[Aim of the exercise]: Transcribe the records below in full; pictures stay out of the copy.

[Data for this task]:
########################################
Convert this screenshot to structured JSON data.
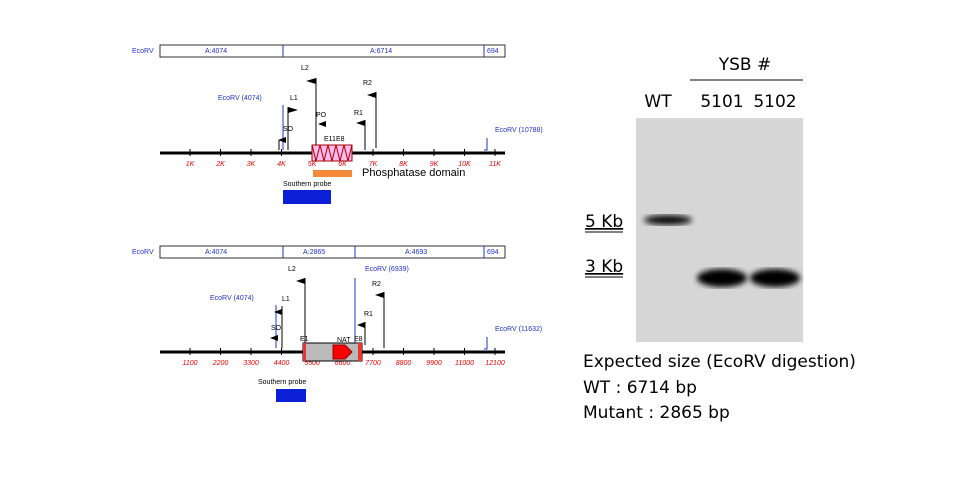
{
  "map_wt": {
    "left_label": "EcoRV",
    "segments": [
      "A:4074",
      "A:6714",
      "694"
    ],
    "site_left": "EcoRV (4074)",
    "site_right": "EcoRV (10788)",
    "primers": {
      "L1": "L1",
      "L2": "L2",
      "SO": "SO",
      "PO": "PO",
      "R1": "R1",
      "R2": "R2"
    },
    "exons": [
      "E11",
      "E8"
    ],
    "ticks": [
      "1K",
      "2K",
      "3K",
      "4K",
      "5K",
      "6K",
      "7K",
      "8K",
      "9K",
      "10K",
      "11K"
    ],
    "domain": "Phosphatase domain",
    "probe": "Southern probe"
  },
  "map_mutant": {
    "left_label": "EcoRV",
    "segments": [
      "A:4074",
      "A:2865",
      "A:4693",
      "694"
    ],
    "site_left": "EcoRV (4074)",
    "site_mid": "EcoRV (6939)",
    "site_right": "EcoRV (11632)",
    "primers": {
      "L1": "L1",
      "L2": "L2",
      "SO": "SO",
      "R1": "R1",
      "R2": "R2"
    },
    "exons": [
      "E1",
      "E8"
    ],
    "marker": "NAT",
    "ticks": [
      "1100",
      "2200",
      "3300",
      "4400",
      "5500",
      "6600",
      "7700",
      "8800",
      "9900",
      "11000",
      "12100"
    ],
    "probe": "Southern probe"
  },
  "gel": {
    "group": "YSB #",
    "lanes": [
      "WT",
      "5101",
      "5102"
    ],
    "sizes": [
      "5 Kb",
      "3 Kb"
    ]
  },
  "caption": {
    "title": "Expected size (EcoRV digestion)",
    "lines": [
      "WT : 6714 bp",
      "Mutant : 2865 bp"
    ]
  }
}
########################################
[Answer for the task]:
Convert this screenshot to structured JSON data.
{
  "map_wt": {
    "left_label": "EcoRV",
    "segments": [
      "A:4074",
      "A:6714",
      "694"
    ],
    "site_left": "EcoRV (4074)",
    "site_right": "EcoRV (10788)",
    "primers": {
      "L1": "L1",
      "L2": "L2",
      "SO": "SO",
      "PO": "PO",
      "R1": "R1",
      "R2": "R2"
    },
    "exons": [
      "E11",
      "E8"
    ],
    "ticks": [
      "1K",
      "2K",
      "3K",
      "4K",
      "5K",
      "6K",
      "7K",
      "8K",
      "9K",
      "10K",
      "11K"
    ],
    "domain": "Phosphatase domain",
    "probe": "Southern probe"
  },
  "map_mutant": {
    "left_label": "EcoRV",
    "segments": [
      "A:4074",
      "A:2865",
      "A:4693",
      "694"
    ],
    "site_left": "EcoRV (4074)",
    "site_mid": "EcoRV (6939)",
    "site_right": "EcoRV (11632)",
    "primers": {
      "L1": "L1",
      "L2": "L2",
      "SO": "SO",
      "R1": "R1",
      "R2": "R2"
    },
    "exons": [
      "E1",
      "E8"
    ],
    "marker": "NAT",
    "ticks": [
      "1100",
      "2200",
      "3300",
      "4400",
      "5500",
      "6600",
      "7700",
      "8800",
      "9900",
      "11000",
      "12100"
    ],
    "probe": "Southern probe"
  },
  "gel": {
    "group": "YSB #",
    "lanes": [
      "WT",
      "5101",
      "5102"
    ],
    "sizes": [
      "5 Kb",
      "3 Kb"
    ]
  },
  "caption": {
    "title": "Expected size (EcoRV digestion)",
    "lines": [
      "WT : 6714 bp",
      "Mutant : 2865 bp"
    ]
  }
}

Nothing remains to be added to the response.